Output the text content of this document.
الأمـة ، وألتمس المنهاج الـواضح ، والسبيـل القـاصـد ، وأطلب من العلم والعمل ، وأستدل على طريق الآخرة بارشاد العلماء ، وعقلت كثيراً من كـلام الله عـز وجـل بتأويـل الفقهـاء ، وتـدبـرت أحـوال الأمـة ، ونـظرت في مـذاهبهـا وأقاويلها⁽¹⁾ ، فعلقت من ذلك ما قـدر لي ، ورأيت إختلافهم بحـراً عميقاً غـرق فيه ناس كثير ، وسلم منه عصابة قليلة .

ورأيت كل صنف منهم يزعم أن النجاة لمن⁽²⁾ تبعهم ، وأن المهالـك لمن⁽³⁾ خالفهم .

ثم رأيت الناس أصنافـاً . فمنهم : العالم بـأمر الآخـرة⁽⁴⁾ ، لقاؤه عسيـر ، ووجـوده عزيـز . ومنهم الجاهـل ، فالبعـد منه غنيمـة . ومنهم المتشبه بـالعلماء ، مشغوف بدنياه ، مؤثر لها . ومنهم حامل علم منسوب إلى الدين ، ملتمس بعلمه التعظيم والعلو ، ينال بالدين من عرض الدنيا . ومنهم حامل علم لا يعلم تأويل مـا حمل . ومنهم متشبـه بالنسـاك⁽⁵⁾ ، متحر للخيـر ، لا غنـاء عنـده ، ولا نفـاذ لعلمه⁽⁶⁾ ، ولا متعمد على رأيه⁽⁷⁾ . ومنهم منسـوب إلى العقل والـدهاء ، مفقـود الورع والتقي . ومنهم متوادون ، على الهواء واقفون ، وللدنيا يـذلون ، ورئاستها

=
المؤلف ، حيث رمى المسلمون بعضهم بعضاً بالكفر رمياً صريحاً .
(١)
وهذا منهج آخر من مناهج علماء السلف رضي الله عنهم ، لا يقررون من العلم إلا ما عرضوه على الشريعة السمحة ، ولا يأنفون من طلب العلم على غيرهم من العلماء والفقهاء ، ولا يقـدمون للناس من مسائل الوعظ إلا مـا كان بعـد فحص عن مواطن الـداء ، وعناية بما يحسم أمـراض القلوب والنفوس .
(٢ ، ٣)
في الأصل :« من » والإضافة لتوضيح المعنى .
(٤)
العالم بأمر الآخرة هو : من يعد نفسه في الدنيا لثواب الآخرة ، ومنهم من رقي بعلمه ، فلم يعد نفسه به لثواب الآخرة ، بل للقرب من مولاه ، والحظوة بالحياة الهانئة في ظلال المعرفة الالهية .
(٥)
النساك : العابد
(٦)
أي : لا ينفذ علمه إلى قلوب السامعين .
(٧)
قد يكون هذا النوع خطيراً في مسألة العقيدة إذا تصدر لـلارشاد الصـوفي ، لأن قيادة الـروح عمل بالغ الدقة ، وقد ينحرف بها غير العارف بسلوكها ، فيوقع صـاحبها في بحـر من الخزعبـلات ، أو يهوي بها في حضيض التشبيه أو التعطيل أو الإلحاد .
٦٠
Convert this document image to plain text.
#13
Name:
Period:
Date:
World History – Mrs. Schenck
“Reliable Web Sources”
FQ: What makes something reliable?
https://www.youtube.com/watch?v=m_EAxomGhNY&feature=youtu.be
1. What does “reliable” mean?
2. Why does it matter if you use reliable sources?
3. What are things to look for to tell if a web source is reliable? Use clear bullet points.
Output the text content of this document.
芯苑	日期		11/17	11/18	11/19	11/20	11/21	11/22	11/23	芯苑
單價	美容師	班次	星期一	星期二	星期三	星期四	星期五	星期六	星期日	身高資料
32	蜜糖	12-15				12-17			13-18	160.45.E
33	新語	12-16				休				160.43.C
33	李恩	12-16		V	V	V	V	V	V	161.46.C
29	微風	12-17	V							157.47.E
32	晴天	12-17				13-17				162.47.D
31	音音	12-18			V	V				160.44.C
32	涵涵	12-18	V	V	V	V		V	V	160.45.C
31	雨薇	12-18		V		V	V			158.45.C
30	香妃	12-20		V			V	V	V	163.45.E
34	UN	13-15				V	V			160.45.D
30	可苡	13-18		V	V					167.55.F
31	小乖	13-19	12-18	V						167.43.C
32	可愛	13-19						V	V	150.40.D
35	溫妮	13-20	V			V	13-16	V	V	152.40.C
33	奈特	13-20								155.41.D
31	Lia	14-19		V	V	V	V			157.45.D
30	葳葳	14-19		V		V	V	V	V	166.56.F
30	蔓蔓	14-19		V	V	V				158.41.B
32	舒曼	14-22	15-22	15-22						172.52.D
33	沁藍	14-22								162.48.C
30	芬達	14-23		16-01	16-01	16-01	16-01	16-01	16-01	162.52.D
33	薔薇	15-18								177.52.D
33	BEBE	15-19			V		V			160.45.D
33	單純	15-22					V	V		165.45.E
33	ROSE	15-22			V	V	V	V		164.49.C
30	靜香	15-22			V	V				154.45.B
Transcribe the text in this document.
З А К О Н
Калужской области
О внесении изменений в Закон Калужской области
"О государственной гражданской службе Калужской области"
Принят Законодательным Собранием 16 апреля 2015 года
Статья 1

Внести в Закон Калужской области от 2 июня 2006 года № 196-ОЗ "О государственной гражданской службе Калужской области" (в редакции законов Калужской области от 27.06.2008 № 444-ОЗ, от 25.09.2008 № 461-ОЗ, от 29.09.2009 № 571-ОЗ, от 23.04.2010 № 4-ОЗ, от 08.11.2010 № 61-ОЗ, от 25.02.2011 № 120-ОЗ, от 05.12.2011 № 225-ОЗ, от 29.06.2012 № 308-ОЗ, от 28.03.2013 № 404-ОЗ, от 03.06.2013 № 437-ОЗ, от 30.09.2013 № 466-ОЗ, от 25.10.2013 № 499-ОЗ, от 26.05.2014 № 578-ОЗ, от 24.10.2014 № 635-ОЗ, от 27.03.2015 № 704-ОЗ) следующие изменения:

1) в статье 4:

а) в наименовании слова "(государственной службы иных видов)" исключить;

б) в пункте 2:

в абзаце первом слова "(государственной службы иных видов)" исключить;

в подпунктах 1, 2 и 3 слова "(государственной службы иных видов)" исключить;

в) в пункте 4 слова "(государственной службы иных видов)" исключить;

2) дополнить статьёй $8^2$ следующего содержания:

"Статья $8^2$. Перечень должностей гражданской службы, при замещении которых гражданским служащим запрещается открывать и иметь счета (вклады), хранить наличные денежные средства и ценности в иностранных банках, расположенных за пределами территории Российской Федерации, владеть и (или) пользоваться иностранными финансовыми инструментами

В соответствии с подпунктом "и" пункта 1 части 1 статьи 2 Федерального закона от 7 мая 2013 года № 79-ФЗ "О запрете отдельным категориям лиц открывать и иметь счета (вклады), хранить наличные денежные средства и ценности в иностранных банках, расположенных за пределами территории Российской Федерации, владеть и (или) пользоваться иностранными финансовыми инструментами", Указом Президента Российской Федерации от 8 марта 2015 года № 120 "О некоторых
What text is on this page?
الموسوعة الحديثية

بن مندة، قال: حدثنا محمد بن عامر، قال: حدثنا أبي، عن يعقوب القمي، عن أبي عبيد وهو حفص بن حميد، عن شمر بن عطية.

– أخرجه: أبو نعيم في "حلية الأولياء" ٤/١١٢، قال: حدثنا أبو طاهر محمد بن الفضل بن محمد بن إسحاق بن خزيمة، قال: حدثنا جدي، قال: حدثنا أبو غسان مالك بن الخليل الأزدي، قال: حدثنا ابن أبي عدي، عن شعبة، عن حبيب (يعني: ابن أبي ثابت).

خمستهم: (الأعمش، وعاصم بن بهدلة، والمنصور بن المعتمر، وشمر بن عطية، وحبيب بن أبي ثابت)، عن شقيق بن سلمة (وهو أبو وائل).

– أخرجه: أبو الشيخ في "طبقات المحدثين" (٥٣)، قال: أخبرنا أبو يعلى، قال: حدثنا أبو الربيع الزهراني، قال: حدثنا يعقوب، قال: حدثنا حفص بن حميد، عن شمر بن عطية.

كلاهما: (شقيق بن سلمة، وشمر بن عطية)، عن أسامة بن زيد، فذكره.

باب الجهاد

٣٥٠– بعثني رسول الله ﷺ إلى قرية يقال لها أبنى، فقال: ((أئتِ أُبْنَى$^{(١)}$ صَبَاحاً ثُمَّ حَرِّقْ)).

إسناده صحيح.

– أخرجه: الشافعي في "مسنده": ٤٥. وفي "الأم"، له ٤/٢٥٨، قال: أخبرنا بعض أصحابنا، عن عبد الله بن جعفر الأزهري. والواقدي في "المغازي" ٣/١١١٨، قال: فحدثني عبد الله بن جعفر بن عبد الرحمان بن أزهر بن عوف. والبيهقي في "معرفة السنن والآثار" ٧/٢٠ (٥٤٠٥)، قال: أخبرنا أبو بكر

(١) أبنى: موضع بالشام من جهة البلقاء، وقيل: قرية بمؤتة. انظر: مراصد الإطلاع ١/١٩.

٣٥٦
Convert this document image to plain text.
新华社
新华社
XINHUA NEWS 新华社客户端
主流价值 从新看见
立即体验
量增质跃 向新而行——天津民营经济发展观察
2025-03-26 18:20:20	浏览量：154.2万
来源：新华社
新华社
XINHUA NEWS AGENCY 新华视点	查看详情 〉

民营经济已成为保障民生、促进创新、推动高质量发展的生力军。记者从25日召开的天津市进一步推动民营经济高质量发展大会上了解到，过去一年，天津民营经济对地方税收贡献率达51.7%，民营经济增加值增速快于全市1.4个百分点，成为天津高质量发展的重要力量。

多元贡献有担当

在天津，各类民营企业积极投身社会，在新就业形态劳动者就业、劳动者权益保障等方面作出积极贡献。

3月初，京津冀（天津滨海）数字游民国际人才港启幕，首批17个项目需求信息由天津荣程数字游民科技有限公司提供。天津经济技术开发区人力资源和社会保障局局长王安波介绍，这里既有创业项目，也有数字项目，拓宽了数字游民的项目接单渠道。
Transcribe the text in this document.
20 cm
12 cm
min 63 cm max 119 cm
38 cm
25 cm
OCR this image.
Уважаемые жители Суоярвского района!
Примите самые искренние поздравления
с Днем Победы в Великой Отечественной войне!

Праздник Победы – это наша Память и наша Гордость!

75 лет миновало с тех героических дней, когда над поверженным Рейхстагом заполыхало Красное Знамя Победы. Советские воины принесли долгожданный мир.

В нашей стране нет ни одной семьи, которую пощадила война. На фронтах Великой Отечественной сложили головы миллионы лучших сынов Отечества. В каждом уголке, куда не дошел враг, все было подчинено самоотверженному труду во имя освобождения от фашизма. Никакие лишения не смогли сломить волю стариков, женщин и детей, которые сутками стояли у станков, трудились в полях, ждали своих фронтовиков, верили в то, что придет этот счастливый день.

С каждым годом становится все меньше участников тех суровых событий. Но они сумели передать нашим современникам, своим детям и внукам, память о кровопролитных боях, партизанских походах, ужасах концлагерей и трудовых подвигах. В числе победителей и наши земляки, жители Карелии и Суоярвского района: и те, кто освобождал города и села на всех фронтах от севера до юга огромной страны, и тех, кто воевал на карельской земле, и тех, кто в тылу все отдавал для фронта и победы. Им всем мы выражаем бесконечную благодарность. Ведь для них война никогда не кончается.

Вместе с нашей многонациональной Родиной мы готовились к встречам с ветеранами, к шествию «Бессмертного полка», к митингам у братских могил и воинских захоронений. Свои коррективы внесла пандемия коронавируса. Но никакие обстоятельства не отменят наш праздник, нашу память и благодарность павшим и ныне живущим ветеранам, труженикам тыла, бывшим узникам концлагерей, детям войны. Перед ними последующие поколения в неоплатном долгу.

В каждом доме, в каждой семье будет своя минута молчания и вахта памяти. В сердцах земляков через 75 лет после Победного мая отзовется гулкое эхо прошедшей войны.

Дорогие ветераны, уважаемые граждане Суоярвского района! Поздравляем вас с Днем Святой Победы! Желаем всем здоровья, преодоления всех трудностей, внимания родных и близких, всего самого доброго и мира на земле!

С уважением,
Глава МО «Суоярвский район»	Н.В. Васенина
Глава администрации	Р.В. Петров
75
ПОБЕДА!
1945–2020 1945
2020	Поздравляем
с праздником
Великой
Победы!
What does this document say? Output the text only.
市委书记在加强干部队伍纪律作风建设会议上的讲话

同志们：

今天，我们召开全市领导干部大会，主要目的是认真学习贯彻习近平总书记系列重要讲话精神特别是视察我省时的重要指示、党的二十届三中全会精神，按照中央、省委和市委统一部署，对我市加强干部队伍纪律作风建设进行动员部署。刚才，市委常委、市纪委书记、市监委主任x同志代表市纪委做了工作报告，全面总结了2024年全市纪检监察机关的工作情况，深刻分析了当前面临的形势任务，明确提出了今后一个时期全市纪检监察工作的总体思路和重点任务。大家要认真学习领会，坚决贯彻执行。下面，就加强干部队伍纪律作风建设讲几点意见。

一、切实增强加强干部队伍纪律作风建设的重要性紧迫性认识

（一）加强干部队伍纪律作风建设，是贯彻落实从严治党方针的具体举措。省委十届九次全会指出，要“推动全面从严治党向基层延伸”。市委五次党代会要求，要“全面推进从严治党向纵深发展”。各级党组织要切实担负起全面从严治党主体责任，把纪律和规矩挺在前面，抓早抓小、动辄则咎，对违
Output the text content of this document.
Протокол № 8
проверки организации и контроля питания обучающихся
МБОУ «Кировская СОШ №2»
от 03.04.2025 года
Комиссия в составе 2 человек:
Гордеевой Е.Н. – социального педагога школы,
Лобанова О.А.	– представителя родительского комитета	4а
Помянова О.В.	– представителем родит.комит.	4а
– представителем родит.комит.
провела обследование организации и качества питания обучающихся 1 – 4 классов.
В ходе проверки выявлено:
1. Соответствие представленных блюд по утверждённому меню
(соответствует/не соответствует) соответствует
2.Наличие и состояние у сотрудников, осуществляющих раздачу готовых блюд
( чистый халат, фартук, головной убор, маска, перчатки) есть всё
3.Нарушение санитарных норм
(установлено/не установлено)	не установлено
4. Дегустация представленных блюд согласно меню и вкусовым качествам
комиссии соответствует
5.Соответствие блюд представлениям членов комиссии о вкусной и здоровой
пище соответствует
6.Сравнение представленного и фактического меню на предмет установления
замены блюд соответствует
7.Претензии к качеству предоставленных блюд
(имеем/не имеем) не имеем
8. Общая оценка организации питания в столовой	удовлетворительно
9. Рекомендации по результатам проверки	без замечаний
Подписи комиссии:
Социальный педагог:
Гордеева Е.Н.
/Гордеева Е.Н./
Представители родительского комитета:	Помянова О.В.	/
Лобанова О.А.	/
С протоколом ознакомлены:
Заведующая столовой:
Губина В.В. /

________________________________________

● Direction: Determine how many lines in the data above contain the string "الله". Give nothing except the number.

● Answer for this exercise: 4